### Listed entries
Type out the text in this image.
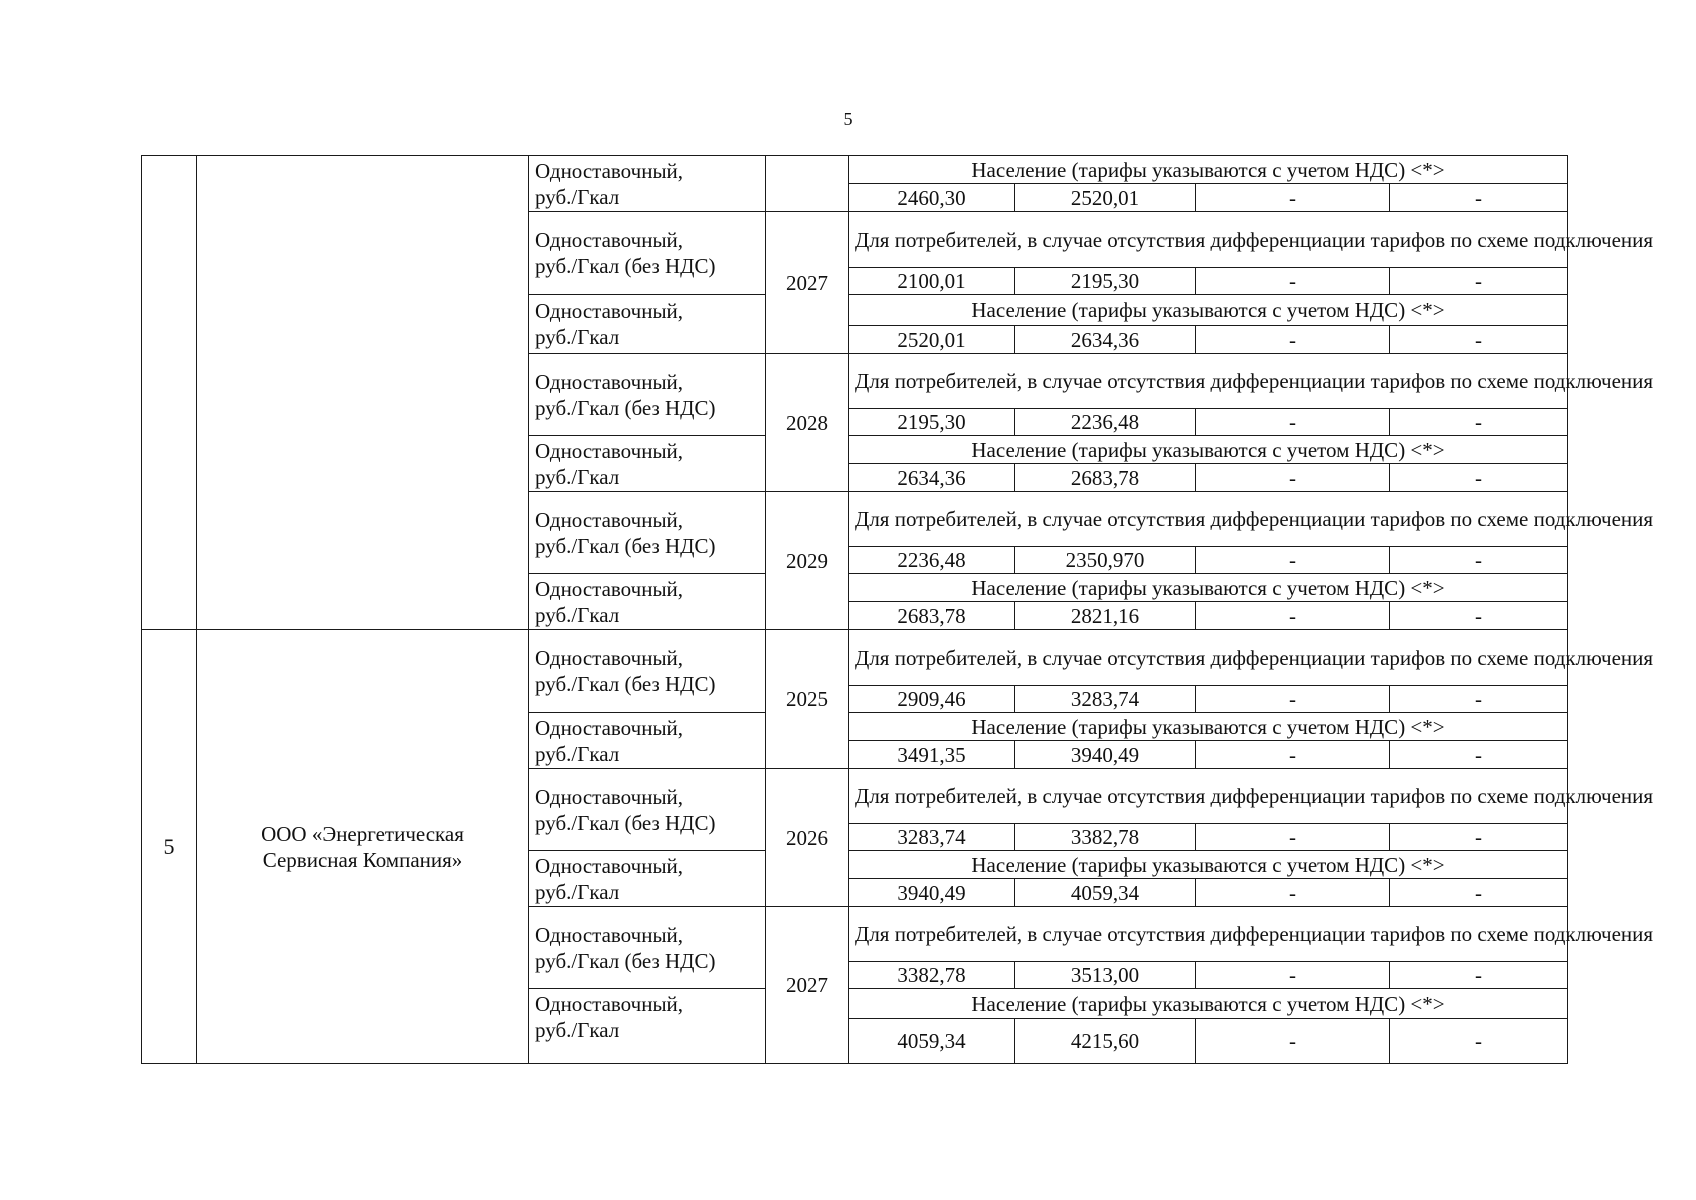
5

		Одноставочный,
руб./Гкал		Население (тарифы указываются с учетом НДС) <*>			
				2460,30	2520,01	-	-

		Одноставочный,
руб./Гкал (без НДС)	2027	Для потребителей, в случае отсутствия дифференциации тарифов по схеме подключения			
				2100,01	2195,30	-	-

		Одноставочный,
руб./Гкал		Население (тарифы указываются с учетом НДС) <*>			
				2520,01	2634,36	-	-

		Одноставочный,
руб./Гкал (без НДС)	2028	Для потребителей, в случае отсутствия дифференциации тарифов по схеме подключения			
				2195,30	2236,48	-	-

		Одноставочный,
руб./Гкал		Население (тарифы указываются с учетом НДС) <*>			
				2634,36	2683,78	-	-

		Одноставочный,
руб./Гкал (без НДС)	2029	Для потребителей, в случае отсутствия дифференциации тарифов по схеме подключения			
				2236,48	2350,970	-	-

		Одноставочный,
руб./Гкал		Население (тарифы указываются с учетом НДС) <*>			
				2683,78	2821,16	-	-
5	ООО «Энергетическая
Сервисная Компания»	Одноставочный,
руб./Гкал (без НДС)	2025	Для потребителей, в случае отсутствия дифференциации тарифов по схеме подключения			
				2909,46	3283,74	-	-

		Одноставочный,
руб./Гкал		Население (тарифы указываются с учетом НДС) <*>			
				3491,35	3940,49	-	-

		Одноставочный,
руб./Гкал (без НДС)	2026	Для потребителей, в случае отсутствия дифференциации тарифов по схеме подключения			
				3283,74	3382,78	-	-

		Одноставочный,
руб./Гкал		Население (тарифы указываются с учетом НДС) <*>			
				3940,49	4059,34	-	-

		Одноставочный,
руб./Гкал (без НДС)	2027	Для потребителей, в случае отсутствия дифференциации тарифов по схеме подключения			
				3382,78	3513,00	-	-

		Одноставочный,
руб./Гкал		Население (тарифы указываются с учетом НДС) <*>			
				4059,34	4215,60	-	-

### What you will do
Each entry shown above must be quoted exactly, with its pictures left out.

### Written reply
Type out the text in this image.
5

		Одноставочный,
руб./Гкал		Население (тарифы указываются с учетом НДС) <*>			
				2460,30	2520,01	-	-

		Одноставочный,
руб./Гкал (без НДС)	2027	Для потребителей, в случае отсутствия дифференциации тарифов по схеме подключения			
				2100,01	2195,30	-	-

		Одноставочный,
руб./Гкал		Население (тарифы указываются с учетом НДС) <*>			
				2520,01	2634,36	-	-

		Одноставочный,
руб./Гкал (без НДС)	2028	Для потребителей, в случае отсутствия дифференциации тарифов по схеме подключения			
				2195,30	2236,48	-	-

		Одноставочный,
руб./Гкал		Население (тарифы указываются с учетом НДС) <*>			
				2634,36	2683,78	-	-

		Одноставочный,
руб./Гкал (без НДС)	2029	Для потребителей, в случае отсутствия дифференциации тарифов по схеме подключения			
				2236,48	2350,970	-	-

		Одноставочный,
руб./Гкал		Население (тарифы указываются с учетом НДС) <*>			
				2683,78	2821,16	-	-
5	ООО «Энергетическая
Сервисная Компания»	Одноставочный,
руб./Гкал (без НДС)	2025	Для потребителей, в случае отсутствия дифференциации тарифов по схеме подключения			
				2909,46	3283,74	-	-

		Одноставочный,
руб./Гкал		Население (тарифы указываются с учетом НДС) <*>			
				3491,35	3940,49	-	-

		Одноставочный,
руб./Гкал (без НДС)	2026	Для потребителей, в случае отсутствия дифференциации тарифов по схеме подключения			
				3283,74	3382,78	-	-

		Одноставочный,
руб./Гкал		Население (тарифы указываются с учетом НДС) <*>			
				3940,49	4059,34	-	-

		Одноставочный,
руб./Гкал (без НДС)	2027	Для потребителей, в случае отсутствия дифференциации тарифов по схеме подключения			
				3382,78	3513,00	-	-

		Одноставочный,
руб./Гкал		Население (тарифы указываются с учетом НДС) <*>			
				4059,34	4215,60	-	-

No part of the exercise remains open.